- What is asked -
Pull each line containing "Prasetiya" out of the data and copy it.
START
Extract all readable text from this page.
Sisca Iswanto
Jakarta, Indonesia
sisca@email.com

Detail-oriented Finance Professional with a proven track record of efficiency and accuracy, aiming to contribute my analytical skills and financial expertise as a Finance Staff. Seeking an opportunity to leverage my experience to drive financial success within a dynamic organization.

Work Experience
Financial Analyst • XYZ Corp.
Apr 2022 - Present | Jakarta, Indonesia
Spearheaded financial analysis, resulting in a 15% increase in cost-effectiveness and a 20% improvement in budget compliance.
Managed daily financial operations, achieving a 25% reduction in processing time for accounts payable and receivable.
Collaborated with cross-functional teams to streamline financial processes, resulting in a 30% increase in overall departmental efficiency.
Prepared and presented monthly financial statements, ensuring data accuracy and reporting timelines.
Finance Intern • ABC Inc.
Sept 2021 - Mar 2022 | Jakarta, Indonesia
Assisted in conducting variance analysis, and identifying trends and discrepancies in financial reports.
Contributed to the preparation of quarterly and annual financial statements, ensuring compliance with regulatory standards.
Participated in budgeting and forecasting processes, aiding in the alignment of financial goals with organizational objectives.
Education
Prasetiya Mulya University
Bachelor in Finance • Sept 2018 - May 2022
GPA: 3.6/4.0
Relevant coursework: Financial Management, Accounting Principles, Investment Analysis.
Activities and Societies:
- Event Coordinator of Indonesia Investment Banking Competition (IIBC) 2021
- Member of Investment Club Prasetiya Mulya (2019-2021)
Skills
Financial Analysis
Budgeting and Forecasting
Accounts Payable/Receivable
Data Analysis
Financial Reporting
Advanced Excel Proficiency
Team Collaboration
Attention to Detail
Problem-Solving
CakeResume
END
- Output of the exercise -
Prasetiya Mulya University
- Member of Investment Club Prasetiya Mulya (2019-2021)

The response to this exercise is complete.